• [Exercise] Collect each line holding the string "Warm".

• [Supplied material]
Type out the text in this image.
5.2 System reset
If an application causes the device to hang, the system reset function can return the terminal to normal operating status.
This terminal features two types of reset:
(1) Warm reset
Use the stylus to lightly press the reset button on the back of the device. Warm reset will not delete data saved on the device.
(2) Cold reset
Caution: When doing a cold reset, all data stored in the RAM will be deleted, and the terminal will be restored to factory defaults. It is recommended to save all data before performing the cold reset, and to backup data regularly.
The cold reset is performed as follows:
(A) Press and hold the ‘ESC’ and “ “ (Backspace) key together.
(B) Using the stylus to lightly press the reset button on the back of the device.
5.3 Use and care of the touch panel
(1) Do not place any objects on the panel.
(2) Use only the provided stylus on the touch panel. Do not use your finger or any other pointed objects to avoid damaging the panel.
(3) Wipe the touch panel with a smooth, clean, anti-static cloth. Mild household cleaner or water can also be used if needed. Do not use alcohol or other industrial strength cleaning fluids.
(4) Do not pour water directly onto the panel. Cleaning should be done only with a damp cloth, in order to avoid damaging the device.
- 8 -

• [Answer to this task]
(1) Warm reset
Use the stylus to lightly press the reset button on the back of the device. Warm reset will not delete data saved on the device.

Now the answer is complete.